_Stated goal_
Extract the listing in its entirety, keeping each line identical to the original.

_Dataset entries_

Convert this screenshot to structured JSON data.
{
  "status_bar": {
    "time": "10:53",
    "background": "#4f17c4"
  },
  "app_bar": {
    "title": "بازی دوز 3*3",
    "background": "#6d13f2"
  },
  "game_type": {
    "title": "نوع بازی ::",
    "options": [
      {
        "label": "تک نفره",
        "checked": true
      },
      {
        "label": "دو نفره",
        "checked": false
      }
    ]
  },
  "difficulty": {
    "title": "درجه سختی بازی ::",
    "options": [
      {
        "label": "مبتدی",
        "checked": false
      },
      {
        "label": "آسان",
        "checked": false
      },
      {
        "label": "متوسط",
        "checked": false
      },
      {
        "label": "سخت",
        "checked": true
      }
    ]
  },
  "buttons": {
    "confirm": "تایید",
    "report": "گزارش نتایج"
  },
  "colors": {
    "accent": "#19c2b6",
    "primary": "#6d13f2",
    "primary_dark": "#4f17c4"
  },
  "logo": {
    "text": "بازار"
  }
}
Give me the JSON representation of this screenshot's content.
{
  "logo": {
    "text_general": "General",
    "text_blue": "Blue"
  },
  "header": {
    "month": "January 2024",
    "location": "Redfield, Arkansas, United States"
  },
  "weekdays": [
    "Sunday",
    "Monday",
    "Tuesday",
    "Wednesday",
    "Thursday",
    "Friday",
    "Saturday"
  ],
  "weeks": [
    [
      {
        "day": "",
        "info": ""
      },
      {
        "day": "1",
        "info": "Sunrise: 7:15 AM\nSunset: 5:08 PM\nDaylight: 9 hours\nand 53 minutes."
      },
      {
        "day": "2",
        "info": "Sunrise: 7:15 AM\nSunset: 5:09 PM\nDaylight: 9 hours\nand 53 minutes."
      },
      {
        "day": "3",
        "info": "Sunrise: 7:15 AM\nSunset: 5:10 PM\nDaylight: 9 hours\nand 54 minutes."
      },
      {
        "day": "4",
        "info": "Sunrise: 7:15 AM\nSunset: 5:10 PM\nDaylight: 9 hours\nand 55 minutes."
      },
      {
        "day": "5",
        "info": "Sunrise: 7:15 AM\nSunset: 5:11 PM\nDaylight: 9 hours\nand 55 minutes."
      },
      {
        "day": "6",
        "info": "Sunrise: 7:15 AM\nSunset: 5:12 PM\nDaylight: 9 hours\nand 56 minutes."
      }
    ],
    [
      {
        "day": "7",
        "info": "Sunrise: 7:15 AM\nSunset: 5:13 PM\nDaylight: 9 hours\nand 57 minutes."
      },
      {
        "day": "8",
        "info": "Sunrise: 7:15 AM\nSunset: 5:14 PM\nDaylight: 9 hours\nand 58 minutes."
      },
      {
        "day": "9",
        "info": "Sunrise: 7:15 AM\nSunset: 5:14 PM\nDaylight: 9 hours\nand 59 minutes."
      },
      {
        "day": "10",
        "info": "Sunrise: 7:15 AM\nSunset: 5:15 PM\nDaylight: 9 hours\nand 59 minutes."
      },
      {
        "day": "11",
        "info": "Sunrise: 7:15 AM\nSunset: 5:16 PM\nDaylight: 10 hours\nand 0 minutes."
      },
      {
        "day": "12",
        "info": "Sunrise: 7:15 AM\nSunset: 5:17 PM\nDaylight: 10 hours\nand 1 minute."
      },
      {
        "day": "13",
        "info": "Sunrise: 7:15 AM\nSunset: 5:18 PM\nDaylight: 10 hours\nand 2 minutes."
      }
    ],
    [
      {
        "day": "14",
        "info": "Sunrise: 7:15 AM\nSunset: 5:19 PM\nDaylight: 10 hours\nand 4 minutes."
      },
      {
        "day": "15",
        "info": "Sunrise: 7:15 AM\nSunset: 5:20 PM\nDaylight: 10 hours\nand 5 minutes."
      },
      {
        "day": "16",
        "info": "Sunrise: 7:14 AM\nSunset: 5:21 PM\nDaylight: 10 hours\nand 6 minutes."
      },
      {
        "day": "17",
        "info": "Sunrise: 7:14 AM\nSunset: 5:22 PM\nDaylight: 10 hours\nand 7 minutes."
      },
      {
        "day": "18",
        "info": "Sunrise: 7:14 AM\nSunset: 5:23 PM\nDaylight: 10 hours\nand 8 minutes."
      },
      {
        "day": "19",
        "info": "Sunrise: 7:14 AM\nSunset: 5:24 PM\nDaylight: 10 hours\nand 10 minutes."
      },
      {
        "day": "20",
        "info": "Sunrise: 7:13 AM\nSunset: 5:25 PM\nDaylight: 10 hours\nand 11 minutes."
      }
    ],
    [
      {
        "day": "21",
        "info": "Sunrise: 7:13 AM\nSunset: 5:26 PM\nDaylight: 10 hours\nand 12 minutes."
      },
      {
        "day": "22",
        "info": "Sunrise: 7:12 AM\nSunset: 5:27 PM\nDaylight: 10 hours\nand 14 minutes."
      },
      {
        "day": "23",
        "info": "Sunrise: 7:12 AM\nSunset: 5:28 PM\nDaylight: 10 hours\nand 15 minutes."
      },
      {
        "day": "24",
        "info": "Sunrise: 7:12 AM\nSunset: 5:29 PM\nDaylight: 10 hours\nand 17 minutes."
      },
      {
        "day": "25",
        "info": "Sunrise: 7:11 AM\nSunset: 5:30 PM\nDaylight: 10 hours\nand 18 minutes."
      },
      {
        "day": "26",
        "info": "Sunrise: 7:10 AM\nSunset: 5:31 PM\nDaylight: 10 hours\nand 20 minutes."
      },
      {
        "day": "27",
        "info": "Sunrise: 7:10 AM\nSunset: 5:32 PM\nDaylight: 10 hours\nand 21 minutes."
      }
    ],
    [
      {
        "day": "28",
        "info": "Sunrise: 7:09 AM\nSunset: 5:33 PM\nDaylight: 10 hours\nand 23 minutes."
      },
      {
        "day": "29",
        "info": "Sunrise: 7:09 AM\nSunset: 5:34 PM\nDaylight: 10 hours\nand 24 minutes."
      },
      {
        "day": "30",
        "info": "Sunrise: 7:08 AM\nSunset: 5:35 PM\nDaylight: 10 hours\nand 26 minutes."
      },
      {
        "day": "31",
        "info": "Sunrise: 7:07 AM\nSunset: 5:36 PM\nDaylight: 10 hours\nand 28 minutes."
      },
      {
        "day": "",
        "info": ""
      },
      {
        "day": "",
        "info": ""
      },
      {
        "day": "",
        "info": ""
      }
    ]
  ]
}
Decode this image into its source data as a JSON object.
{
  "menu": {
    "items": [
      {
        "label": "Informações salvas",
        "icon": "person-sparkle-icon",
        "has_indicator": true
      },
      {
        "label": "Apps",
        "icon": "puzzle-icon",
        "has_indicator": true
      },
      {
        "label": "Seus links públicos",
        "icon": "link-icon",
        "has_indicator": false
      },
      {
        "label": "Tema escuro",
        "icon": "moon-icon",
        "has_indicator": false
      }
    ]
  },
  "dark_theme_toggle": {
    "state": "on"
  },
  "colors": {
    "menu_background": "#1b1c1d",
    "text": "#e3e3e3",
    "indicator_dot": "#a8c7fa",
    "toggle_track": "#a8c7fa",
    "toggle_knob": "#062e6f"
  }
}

_Solved problem_
Convert this screenshot to structured JSON data.
{
  "status_bar": {
    "time": "10:53",
    "background": "#4f17c4"
  },
  "app_bar": {
    "title": "بازی دوز 3*3",
    "background": "#6d13f2"
  },
  "game_type": {
    "title": "نوع بازی ::",
    "options": [
      {
        "label": "تک نفره",
        "checked": true
      },
      {
        "label": "دو نفره",
        "checked": false
      }
    ]
  },
  "difficulty": {
    "title": "درجه سختی بازی ::",
    "options": [
      {
        "label": "مبتدی",
        "checked": false
      },
      {
        "label": "آسان",
        "checked": false
      },
      {
        "label": "متوسط",
        "checked": false
      },
      {
        "label": "سخت",
        "checked": true
      }
    ]
  },
  "buttons": {
    "confirm": "تایید",
    "report": "گزارش نتایج"
  },
  "colors": {
    "accent": "#19c2b6",
    "primary": "#6d13f2",
    "primary_dark": "#4f17c4"
  },
  "logo": {
    "text": "بازار"
  }
}
Give me the JSON representation of this screenshot's content.
{
  "logo": {
    "text_general": "General",
    "text_blue": "Blue"
  },
  "header": {
    "month": "January 2024",
    "location": "Redfield, Arkansas, United States"
  },
  "weekdays": [
    "Sunday",
    "Monday",
    "Tuesday",
    "Wednesday",
    "Thursday",
    "Friday",
    "Saturday"
  ],
  "weeks": [
    [
      {
        "day": "",
        "info": ""
      },
      {
        "day": "1",
        "info": "Sunrise: 7:15 AM\nSunset: 5:08 PM\nDaylight: 9 hours\nand 53 minutes."
      },
      {
        "day": "2",
        "info": "Sunrise: 7:15 AM\nSunset: 5:09 PM\nDaylight: 9 hours\nand 53 minutes."
      },
      {
        "day": "3",
        "info": "Sunrise: 7:15 AM\nSunset: 5:10 PM\nDaylight: 9 hours\nand 54 minutes."
      },
      {
        "day": "4",
        "info": "Sunrise: 7:15 AM\nSunset: 5:10 PM\nDaylight: 9 hours\nand 55 minutes."
      },
      {
        "day": "5",
        "info": "Sunrise: 7:15 AM\nSunset: 5:11 PM\nDaylight: 9 hours\nand 55 minutes."
      },
      {
        "day": "6",
        "info": "Sunrise: 7:15 AM\nSunset: 5:12 PM\nDaylight: 9 hours\nand 56 minutes."
      }
    ],
    [
      {
        "day": "7",
        "info": "Sunrise: 7:15 AM\nSunset: 5:13 PM\nDaylight: 9 hours\nand 57 minutes."
      },
      {
        "day": "8",
        "info": "Sunrise: 7:15 AM\nSunset: 5:14 PM\nDaylight: 9 hours\nand 58 minutes."
      },
      {
        "day": "9",
        "info": "Sunrise: 7:15 AM\nSunset: 5:14 PM\nDaylight: 9 hours\nand 59 minutes."
      },
      {
        "day": "10",
        "info": "Sunrise: 7:15 AM\nSunset: 5:15 PM\nDaylight: 9 hours\nand 59 minutes."
      },
      {
        "day": "11",
        "info": "Sunrise: 7:15 AM\nSunset: 5:16 PM\nDaylight: 10 hours\nand 0 minutes."
      },
      {
        "day": "12",
        "info": "Sunrise: 7:15 AM\nSunset: 5:17 PM\nDaylight: 10 hours\nand 1 minute."
      },
      {
        "day": "13",
        "info": "Sunrise: 7:15 AM\nSunset: 5:18 PM\nDaylight: 10 hours\nand 2 minutes."
      }
    ],
    [
      {
        "day": "14",
        "info": "Sunrise: 7:15 AM\nSunset: 5:19 PM\nDaylight: 10 hours\nand 4 minutes."
      },
      {
        "day": "15",
        "info": "Sunrise: 7:15 AM\nSunset: 5:20 PM\nDaylight: 10 hours\nand 5 minutes."
      },
      {
        "day": "16",
        "info": "Sunrise: 7:14 AM\nSunset: 5:21 PM\nDaylight: 10 hours\nand 6 minutes."
      },
      {
        "day": "17",
        "info": "Sunrise: 7:14 AM\nSunset: 5:22 PM\nDaylight: 10 hours\nand 7 minutes."
      },
      {
        "day": "18",
        "info": "Sunrise: 7:14 AM\nSunset: 5:23 PM\nDaylight: 10 hours\nand 8 minutes."
      },
      {
        "day": "19",
        "info": "Sunrise: 7:14 AM\nSunset: 5:24 PM\nDaylight: 10 hours\nand 10 minutes."
      },
      {
        "day": "20",
        "info": "Sunrise: 7:13 AM\nSunset: 5:25 PM\nDaylight: 10 hours\nand 11 minutes."
      }
    ],
    [
      {
        "day": "21",
        "info": "Sunrise: 7:13 AM\nSunset: 5:26 PM\nDaylight: 10 hours\nand 12 minutes."
      },
      {
        "day": "22",
        "info": "Sunrise: 7:12 AM\nSunset: 5:27 PM\nDaylight: 10 hours\nand 14 minutes."
      },
      {
        "day": "23",
        "info": "Sunrise: 7:12 AM\nSunset: 5:28 PM\nDaylight: 10 hours\nand 15 minutes."
      },
      {
        "day": "24",
        "info": "Sunrise: 7:12 AM\nSunset: 5:29 PM\nDaylight: 10 hours\nand 17 minutes."
      },
      {
        "day": "25",
        "info": "Sunrise: 7:11 AM\nSunset: 5:30 PM\nDaylight: 10 hours\nand 18 minutes."
      },
      {
        "day": "26",
        "info": "Sunrise: 7:10 AM\nSunset: 5:31 PM\nDaylight: 10 hours\nand 20 minutes."
      },
      {
        "day": "27",
        "info": "Sunrise: 7:10 AM\nSunset: 5:32 PM\nDaylight: 10 hours\nand 21 minutes."
      }
    ],
    [
      {
        "day": "28",
        "info": "Sunrise: 7:09 AM\nSunset: 5:33 PM\nDaylight: 10 hours\nand 23 minutes."
      },
      {
        "day": "29",
        "info": "Sunrise: 7:09 AM\nSunset: 5:34 PM\nDaylight: 10 hours\nand 24 minutes."
      },
      {
        "day": "30",
        "info": "Sunrise: 7:08 AM\nSunset: 5:35 PM\nDaylight: 10 hours\nand 26 minutes."
      },
      {
        "day": "31",
        "info": "Sunrise: 7:07 AM\nSunset: 5:36 PM\nDaylight: 10 hours\nand 28 minutes."
      },
      {
        "day": "",
        "info": ""
      },
      {
        "day": "",
        "info": ""
      },
      {
        "day": "",
        "info": ""
      }
    ]
  ]
}
Decode this image into its source data as a JSON object.
{
  "menu": {
    "items": [
      {
        "label": "Informações salvas",
        "icon": "person-sparkle-icon",
        "has_indicator": true
      },
      {
        "label": "Apps",
        "icon": "puzzle-icon",
        "has_indicator": true
      },
      {
        "label": "Seus links públicos",
        "icon": "link-icon",
        "has_indicator": false
      },
      {
        "label": "Tema escuro",
        "icon": "moon-icon",
        "has_indicator": false
      }
    ]
  },
  "dark_theme_toggle": {
    "state": "on"
  },
  "colors": {
    "menu_background": "#1b1c1d",
    "text": "#e3e3e3",
    "indicator_dot": "#a8c7fa",
    "toggle_track": "#a8c7fa",
    "toggle_knob": "#062e6f"
  }
}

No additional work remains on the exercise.